_Task to complete_
Pick out every line of the entries below where "未參加票據交換" occurs, and copy those lines.

_Provided data_
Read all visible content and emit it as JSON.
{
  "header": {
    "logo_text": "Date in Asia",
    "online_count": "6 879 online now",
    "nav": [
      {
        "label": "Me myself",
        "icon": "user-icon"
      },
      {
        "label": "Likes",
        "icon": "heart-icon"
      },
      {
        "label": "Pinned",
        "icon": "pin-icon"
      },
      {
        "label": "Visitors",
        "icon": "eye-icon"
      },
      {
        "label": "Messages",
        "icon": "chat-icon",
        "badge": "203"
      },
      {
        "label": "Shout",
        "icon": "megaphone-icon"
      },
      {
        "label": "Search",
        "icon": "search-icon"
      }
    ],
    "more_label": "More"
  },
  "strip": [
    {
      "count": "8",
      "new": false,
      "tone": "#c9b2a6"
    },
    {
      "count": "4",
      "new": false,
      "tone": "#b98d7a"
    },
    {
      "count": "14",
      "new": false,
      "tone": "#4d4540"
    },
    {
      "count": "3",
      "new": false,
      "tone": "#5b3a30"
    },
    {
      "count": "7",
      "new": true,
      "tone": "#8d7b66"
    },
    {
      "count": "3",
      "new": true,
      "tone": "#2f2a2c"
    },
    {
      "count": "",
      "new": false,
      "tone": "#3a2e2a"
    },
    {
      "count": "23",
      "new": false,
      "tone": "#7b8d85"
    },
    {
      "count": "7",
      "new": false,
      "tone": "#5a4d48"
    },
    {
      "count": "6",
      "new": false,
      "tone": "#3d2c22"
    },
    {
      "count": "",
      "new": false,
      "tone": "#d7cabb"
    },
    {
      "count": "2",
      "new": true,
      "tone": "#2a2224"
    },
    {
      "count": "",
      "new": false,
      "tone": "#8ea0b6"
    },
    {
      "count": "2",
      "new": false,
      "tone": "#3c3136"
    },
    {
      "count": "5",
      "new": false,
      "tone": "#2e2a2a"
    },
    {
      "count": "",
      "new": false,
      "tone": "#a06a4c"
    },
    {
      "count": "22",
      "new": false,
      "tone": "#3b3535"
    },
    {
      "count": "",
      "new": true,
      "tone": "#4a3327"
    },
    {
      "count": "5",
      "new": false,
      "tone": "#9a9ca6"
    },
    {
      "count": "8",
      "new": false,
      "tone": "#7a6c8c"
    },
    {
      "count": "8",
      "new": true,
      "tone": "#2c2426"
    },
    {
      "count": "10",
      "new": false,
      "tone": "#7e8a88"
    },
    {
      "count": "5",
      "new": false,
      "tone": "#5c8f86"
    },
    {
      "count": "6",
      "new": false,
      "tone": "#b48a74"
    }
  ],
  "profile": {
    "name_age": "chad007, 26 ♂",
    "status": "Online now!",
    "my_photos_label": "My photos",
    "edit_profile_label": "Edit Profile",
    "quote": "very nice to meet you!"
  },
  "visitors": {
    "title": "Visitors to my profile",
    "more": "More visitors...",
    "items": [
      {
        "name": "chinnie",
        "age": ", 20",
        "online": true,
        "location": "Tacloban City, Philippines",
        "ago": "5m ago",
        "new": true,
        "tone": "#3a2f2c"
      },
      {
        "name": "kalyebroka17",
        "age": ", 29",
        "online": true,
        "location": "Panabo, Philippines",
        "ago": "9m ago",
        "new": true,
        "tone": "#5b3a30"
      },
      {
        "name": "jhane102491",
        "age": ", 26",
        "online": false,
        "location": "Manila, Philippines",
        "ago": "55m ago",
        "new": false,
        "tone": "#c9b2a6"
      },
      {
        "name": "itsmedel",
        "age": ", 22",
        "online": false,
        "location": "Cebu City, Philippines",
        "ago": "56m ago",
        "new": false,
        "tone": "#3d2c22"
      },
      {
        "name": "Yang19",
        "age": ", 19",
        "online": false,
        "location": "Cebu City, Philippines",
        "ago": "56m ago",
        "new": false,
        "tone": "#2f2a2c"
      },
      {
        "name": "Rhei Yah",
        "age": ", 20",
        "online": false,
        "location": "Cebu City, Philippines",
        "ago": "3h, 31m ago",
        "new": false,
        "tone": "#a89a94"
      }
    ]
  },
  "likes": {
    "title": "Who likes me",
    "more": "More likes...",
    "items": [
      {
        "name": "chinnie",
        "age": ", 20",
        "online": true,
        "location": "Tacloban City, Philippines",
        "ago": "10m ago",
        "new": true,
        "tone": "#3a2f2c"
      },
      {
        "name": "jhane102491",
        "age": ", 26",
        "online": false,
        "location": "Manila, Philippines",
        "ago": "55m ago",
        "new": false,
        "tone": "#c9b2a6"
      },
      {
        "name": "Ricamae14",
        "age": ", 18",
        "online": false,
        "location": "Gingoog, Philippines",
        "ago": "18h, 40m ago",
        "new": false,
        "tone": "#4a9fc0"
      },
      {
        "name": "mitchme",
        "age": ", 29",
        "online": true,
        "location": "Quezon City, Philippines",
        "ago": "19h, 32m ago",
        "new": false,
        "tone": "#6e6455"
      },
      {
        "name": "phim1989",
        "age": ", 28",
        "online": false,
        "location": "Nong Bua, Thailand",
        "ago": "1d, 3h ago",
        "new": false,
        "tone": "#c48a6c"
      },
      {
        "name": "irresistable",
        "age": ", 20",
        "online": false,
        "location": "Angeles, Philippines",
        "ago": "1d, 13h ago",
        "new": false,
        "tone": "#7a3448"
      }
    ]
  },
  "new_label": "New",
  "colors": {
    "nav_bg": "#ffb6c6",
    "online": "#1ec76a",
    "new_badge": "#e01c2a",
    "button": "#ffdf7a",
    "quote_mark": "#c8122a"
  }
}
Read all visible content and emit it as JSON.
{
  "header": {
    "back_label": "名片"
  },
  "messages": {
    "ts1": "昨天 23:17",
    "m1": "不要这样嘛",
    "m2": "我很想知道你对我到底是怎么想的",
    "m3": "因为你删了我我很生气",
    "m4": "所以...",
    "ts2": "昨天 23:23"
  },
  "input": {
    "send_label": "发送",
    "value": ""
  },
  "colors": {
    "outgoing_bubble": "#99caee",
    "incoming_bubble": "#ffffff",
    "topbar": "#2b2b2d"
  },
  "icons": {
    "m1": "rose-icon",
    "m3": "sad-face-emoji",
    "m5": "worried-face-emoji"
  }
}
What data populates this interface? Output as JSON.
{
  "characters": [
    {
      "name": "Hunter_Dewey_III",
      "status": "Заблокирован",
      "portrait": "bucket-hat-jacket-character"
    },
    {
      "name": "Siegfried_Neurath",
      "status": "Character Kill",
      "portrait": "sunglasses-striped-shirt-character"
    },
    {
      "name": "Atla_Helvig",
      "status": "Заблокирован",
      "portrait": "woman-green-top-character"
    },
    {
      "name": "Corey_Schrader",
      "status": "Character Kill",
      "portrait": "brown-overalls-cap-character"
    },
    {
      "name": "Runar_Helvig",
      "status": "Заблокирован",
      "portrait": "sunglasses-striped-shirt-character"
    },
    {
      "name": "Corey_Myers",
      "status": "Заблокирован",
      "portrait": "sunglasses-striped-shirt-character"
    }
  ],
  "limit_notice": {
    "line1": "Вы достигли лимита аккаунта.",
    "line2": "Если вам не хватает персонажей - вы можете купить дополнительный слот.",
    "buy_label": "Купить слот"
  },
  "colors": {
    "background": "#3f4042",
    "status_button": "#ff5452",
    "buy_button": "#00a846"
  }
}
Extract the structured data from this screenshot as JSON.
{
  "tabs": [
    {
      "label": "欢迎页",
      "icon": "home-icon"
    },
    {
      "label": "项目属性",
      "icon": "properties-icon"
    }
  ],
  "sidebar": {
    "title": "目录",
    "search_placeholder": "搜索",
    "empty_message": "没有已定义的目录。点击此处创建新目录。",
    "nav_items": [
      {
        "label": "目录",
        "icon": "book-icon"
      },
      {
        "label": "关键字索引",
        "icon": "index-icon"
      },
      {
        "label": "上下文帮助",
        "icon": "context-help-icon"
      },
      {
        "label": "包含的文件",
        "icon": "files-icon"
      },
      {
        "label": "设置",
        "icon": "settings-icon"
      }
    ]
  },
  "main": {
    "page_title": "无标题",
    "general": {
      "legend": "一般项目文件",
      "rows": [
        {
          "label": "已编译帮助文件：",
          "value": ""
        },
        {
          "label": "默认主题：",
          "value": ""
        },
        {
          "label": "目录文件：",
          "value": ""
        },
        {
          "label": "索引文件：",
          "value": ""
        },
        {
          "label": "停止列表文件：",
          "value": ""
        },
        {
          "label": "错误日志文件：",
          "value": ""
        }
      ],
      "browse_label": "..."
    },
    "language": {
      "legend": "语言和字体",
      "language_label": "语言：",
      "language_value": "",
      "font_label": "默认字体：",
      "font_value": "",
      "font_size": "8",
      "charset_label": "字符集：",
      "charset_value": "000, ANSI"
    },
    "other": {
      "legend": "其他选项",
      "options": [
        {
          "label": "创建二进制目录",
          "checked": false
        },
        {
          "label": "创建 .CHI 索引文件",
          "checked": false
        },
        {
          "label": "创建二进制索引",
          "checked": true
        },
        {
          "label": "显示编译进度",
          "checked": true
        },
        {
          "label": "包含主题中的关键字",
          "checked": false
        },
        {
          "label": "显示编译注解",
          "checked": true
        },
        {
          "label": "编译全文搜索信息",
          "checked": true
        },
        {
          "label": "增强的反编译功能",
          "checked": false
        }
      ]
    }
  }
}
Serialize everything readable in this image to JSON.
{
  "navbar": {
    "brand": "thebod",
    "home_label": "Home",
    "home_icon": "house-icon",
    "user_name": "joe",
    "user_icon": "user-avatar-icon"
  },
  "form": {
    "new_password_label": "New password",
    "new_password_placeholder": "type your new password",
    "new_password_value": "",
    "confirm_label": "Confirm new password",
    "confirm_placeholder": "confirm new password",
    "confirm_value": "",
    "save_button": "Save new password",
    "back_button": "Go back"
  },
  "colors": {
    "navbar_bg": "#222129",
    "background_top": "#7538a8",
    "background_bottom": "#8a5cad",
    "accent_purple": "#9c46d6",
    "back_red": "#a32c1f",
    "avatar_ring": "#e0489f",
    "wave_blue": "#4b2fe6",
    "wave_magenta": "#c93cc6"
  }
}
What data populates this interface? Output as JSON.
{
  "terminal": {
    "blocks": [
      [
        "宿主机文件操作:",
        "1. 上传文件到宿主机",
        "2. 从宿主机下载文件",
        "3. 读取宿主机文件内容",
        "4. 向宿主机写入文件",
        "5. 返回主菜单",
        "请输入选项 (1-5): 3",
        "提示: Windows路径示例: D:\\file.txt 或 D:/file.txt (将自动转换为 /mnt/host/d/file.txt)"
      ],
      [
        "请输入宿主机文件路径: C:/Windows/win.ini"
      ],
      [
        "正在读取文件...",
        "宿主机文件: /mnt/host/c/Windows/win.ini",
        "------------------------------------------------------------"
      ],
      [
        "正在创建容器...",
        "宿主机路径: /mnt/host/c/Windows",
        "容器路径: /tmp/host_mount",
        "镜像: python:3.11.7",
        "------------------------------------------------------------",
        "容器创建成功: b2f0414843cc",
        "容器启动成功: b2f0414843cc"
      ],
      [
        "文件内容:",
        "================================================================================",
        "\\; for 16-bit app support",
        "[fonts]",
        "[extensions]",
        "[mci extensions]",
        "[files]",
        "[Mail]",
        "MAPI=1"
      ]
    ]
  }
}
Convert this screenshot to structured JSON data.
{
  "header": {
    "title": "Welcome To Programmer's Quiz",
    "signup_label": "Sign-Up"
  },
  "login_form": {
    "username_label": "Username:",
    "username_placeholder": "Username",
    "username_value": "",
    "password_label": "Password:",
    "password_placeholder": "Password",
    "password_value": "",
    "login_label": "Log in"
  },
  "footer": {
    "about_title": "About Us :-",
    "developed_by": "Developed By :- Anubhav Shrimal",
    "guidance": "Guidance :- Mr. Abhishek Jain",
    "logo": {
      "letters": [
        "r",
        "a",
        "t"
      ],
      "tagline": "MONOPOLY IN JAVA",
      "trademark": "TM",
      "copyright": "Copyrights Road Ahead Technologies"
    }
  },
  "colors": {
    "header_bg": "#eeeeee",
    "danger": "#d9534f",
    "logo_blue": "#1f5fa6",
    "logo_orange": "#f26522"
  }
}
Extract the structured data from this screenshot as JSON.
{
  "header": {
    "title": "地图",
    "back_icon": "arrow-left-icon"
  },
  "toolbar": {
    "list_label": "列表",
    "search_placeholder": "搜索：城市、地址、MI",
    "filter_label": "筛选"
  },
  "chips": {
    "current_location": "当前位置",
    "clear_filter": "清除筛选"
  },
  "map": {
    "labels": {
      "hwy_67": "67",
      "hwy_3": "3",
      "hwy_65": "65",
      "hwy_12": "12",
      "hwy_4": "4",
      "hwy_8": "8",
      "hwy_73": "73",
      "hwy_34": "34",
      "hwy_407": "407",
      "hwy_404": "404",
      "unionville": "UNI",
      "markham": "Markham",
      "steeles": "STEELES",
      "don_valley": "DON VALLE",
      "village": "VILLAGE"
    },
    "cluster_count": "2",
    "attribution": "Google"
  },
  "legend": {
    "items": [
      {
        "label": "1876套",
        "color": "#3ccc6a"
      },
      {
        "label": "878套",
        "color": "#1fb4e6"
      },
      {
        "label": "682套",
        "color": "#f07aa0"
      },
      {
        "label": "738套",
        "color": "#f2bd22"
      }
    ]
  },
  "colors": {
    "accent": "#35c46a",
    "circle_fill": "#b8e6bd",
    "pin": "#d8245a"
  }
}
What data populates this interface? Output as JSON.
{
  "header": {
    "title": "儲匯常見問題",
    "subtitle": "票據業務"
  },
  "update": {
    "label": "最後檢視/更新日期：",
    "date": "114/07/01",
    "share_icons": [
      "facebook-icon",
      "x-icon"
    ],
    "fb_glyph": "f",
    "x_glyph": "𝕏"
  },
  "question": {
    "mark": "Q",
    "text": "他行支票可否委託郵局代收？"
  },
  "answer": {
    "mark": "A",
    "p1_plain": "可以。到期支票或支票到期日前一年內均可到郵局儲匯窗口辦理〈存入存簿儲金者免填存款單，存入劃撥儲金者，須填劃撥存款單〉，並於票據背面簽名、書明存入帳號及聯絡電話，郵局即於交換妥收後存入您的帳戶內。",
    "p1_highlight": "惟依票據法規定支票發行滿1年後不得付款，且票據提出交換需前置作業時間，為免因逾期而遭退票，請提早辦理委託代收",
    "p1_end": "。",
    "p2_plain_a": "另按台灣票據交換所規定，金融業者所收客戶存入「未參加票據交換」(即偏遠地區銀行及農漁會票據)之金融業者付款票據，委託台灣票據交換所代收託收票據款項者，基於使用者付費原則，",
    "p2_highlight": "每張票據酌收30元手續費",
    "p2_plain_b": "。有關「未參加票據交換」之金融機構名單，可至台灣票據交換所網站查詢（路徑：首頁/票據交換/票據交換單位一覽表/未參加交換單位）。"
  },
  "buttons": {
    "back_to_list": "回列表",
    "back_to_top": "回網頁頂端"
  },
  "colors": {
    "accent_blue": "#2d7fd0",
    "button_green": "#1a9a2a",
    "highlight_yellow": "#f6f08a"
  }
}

_Answer in full_
    "p2_plain_a": "另按台灣票據交換所規定，金融業者所收客戶存入「未參加票據交換」(即偏遠地區銀行及農漁會票據)之金融業者付款票據，委託台灣票據交換所代收託收票據款項者，基於使用者付費原則，",
    "p2_plain_b": "。有關「未參加票據交換」之金融機構名單，可至台灣票據交換所網站查詢（路徑：首頁/票據交換/票據交換單位一覽表/未參加交換單位）。"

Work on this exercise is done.